▸ **Instructions for the task**: Extract, from the listing that follows, each line containing the word "this".

**** Exercise material ****

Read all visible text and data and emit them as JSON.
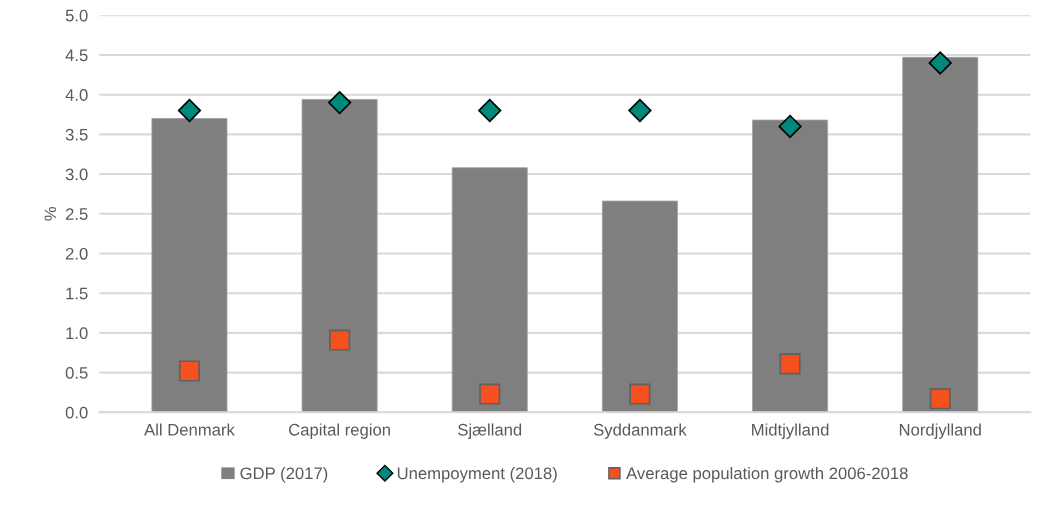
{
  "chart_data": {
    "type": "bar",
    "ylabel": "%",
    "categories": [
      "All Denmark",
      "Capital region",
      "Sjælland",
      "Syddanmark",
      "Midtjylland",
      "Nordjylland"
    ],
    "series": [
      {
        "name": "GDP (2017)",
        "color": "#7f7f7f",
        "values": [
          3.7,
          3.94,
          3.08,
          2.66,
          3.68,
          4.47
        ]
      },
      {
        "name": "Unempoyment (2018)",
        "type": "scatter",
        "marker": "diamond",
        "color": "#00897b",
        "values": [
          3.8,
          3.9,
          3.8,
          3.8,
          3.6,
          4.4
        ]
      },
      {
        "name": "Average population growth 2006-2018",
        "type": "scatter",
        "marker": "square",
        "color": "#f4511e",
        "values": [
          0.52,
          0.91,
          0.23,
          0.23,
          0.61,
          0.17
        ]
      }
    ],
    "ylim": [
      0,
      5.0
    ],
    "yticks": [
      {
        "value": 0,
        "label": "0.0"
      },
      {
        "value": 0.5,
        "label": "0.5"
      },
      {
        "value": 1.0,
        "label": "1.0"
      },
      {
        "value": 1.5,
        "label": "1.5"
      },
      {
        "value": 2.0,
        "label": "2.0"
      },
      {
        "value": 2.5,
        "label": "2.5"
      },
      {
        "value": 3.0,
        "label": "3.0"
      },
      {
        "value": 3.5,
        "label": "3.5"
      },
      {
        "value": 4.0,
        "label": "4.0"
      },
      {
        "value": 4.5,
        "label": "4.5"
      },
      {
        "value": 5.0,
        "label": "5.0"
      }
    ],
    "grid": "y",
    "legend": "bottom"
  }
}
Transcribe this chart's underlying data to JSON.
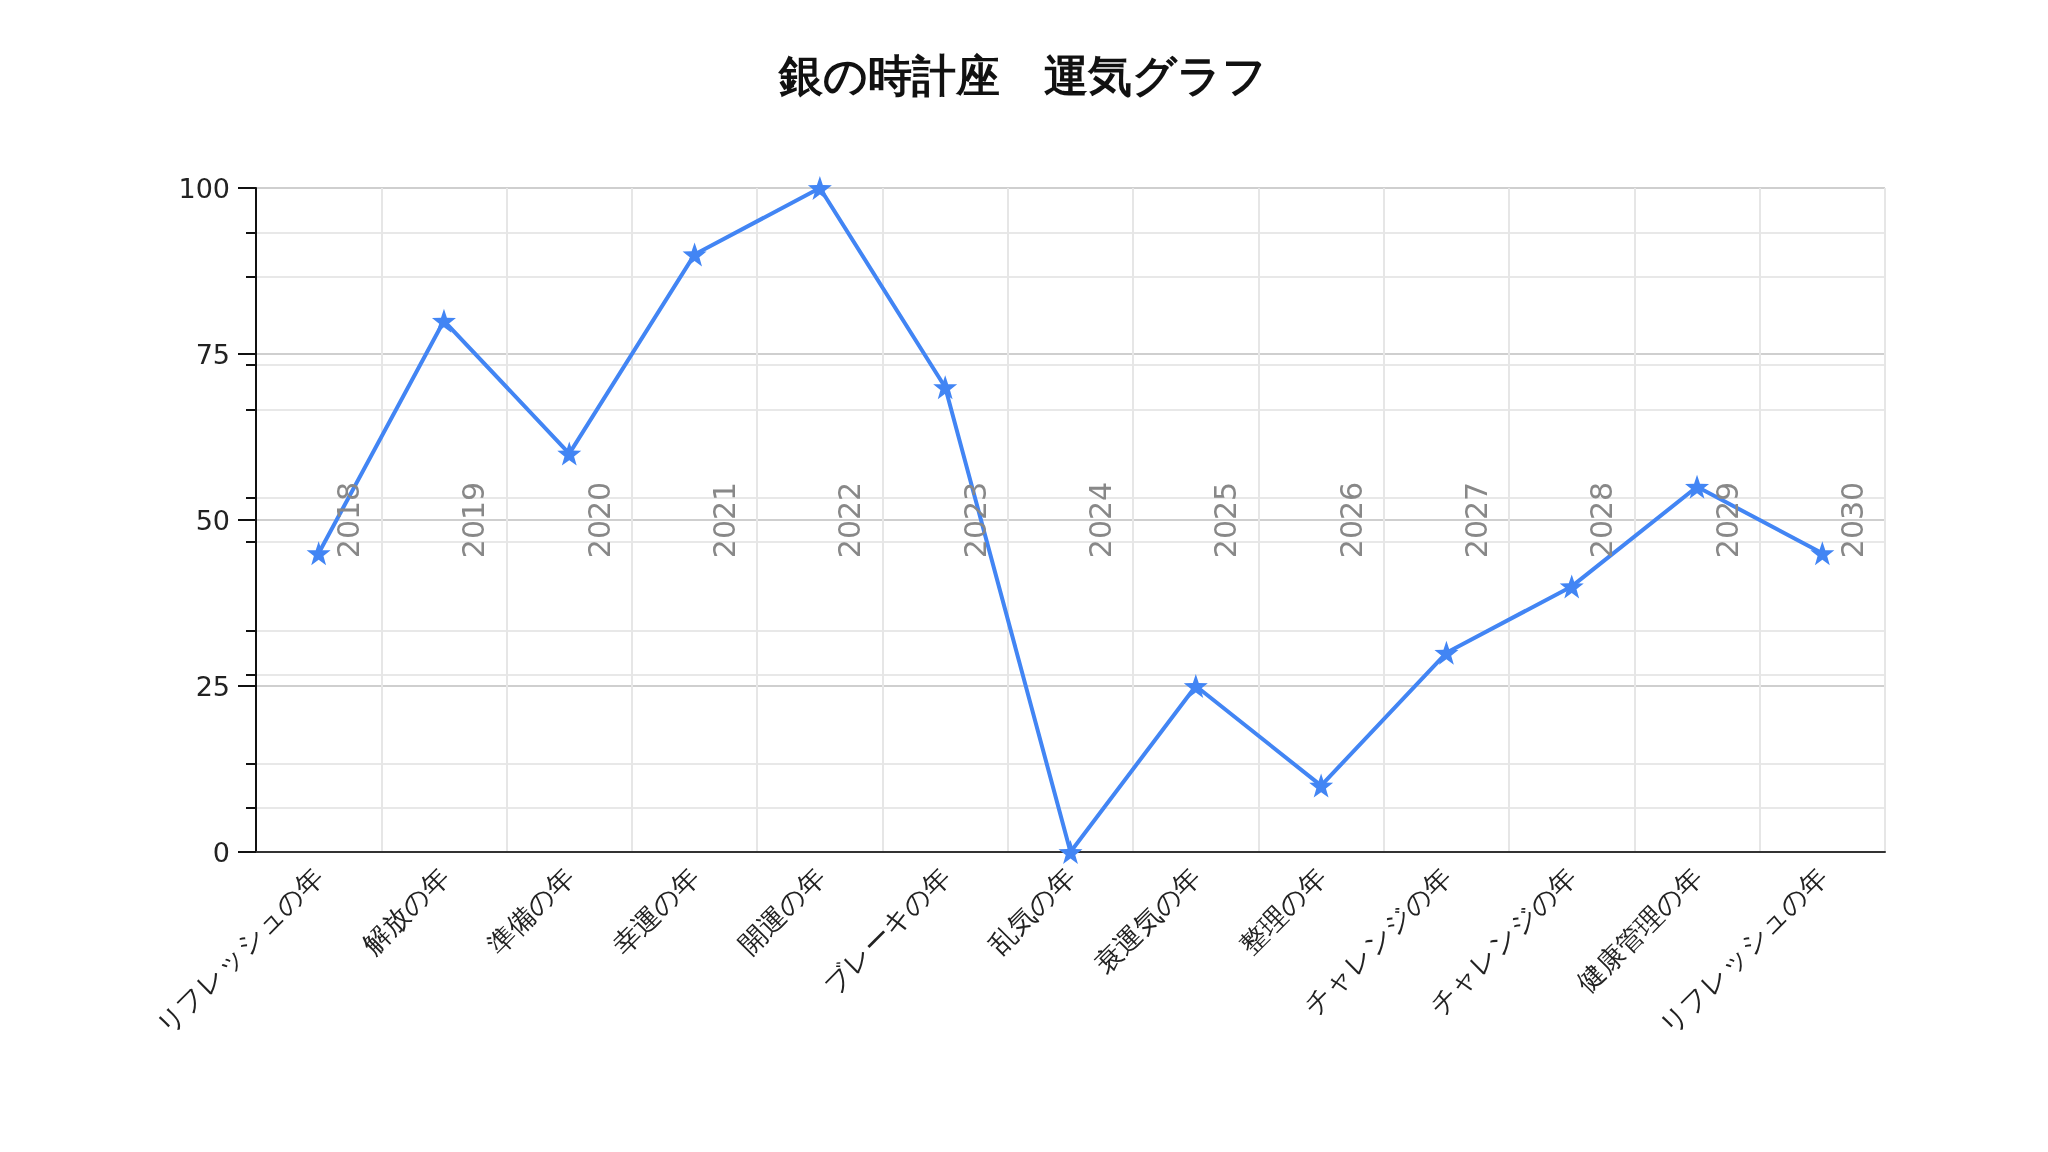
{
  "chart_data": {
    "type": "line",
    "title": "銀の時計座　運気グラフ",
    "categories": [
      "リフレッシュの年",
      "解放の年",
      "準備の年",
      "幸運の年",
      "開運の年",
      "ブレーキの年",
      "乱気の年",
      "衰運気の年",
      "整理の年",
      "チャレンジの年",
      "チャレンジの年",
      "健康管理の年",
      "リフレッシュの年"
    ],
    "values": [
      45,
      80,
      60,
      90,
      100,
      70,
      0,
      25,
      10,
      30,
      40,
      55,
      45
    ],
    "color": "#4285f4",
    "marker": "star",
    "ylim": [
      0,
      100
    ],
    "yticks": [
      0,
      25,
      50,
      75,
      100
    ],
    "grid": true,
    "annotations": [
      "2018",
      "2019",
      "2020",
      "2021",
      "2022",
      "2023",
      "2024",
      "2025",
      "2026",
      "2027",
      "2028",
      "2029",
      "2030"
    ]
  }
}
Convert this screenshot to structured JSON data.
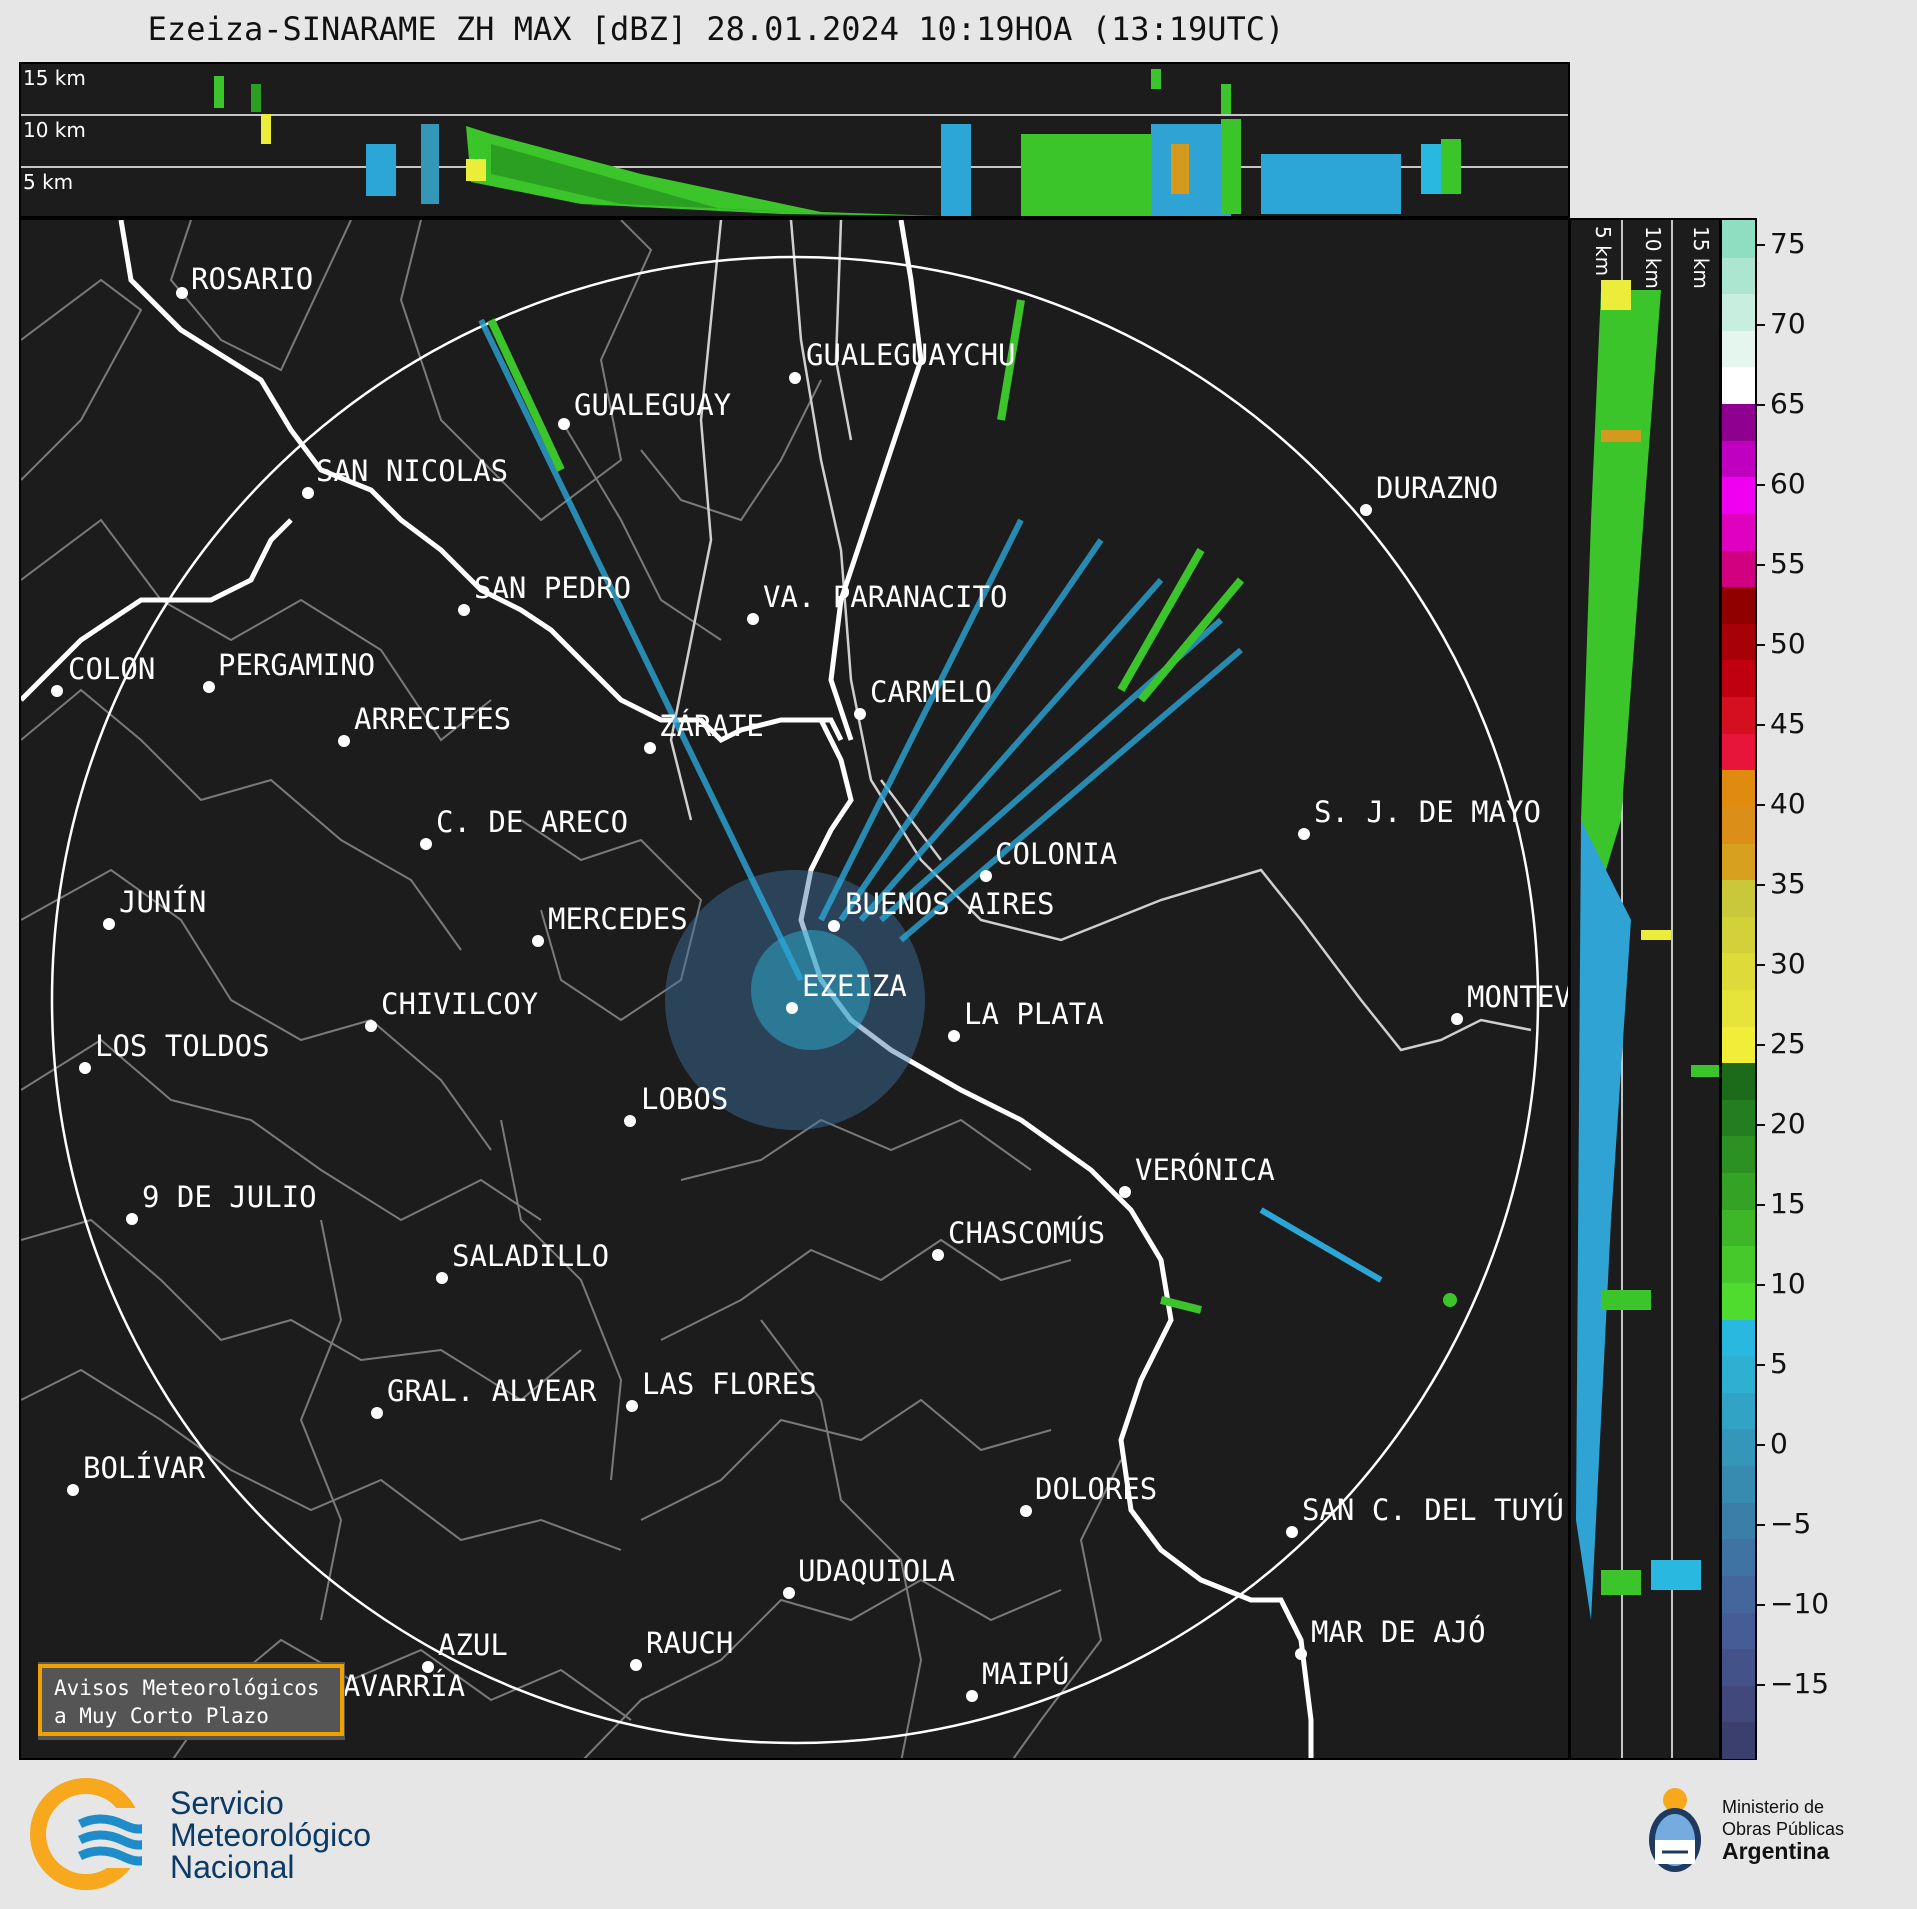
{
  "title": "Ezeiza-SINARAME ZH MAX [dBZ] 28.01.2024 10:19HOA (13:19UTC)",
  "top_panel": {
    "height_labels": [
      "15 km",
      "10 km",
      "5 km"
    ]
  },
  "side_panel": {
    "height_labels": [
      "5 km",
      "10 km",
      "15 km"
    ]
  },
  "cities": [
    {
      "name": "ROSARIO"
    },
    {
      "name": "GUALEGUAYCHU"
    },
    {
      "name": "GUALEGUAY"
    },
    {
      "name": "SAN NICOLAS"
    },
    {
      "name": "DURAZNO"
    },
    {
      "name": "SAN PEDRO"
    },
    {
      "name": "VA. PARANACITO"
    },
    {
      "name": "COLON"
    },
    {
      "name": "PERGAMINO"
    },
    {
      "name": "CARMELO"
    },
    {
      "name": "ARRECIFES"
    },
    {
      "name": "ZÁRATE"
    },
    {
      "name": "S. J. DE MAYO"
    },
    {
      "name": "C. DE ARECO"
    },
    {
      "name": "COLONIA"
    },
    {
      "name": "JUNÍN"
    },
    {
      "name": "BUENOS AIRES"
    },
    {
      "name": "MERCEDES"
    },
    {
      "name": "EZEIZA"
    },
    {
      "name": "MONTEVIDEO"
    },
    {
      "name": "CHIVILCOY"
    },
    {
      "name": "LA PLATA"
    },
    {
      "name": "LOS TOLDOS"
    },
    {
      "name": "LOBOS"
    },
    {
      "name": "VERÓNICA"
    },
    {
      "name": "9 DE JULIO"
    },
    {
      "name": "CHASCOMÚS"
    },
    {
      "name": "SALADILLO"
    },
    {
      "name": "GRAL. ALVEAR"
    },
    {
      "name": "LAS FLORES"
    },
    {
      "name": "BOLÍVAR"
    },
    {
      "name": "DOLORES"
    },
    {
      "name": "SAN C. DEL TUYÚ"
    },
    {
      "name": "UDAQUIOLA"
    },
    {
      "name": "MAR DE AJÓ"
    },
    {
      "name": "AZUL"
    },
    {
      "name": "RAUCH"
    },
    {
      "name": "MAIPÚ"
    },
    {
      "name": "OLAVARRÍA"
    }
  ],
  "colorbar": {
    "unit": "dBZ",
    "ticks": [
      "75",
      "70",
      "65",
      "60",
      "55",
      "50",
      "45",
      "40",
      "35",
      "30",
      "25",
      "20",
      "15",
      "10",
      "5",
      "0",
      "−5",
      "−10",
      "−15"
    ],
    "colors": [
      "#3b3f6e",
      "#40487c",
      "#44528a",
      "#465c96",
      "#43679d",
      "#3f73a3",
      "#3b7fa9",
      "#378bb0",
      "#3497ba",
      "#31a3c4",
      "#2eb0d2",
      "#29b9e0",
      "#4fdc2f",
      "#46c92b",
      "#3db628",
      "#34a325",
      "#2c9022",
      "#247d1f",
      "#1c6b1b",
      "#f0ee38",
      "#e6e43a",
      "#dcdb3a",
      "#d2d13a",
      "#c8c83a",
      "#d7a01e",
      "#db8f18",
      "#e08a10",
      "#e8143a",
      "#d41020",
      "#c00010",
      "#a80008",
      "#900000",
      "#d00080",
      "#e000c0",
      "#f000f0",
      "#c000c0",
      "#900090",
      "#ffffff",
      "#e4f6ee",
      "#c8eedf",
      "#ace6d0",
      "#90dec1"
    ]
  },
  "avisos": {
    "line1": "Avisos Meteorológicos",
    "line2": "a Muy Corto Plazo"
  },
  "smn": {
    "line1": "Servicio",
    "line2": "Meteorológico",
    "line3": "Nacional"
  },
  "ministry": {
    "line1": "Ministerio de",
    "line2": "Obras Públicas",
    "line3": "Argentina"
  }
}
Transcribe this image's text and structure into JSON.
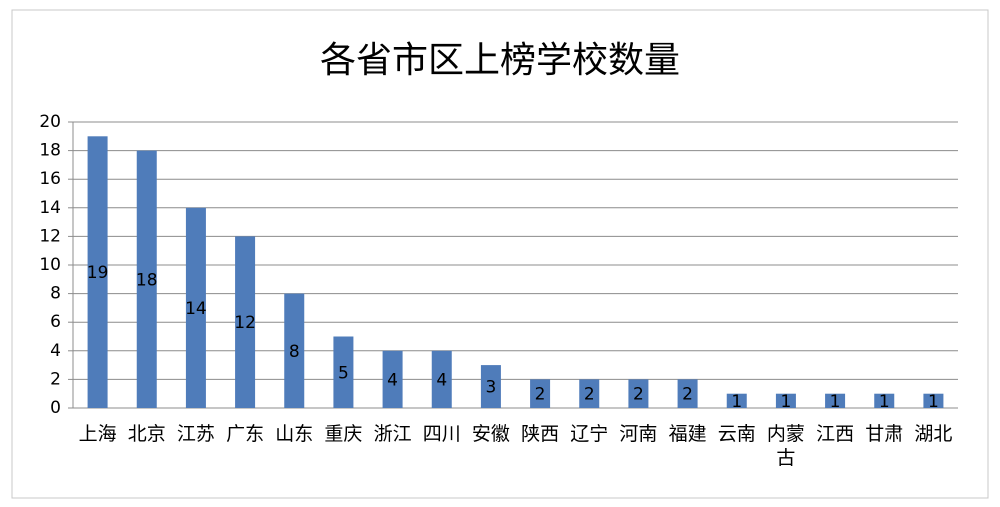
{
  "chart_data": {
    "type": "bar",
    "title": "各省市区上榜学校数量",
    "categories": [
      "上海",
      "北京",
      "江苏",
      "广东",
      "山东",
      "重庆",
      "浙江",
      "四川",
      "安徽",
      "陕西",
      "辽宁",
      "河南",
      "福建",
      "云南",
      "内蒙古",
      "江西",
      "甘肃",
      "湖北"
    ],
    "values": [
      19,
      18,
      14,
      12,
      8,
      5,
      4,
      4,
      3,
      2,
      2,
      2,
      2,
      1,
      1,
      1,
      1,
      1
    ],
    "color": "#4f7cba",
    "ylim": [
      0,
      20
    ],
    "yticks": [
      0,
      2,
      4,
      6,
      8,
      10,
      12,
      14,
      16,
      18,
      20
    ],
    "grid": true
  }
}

****

▸ **Correct result**:
Transcribe this chart's underlying data to JSON.
Convert this screenshot to structured JSON data.
Transcribe this image's text and structure into JSON.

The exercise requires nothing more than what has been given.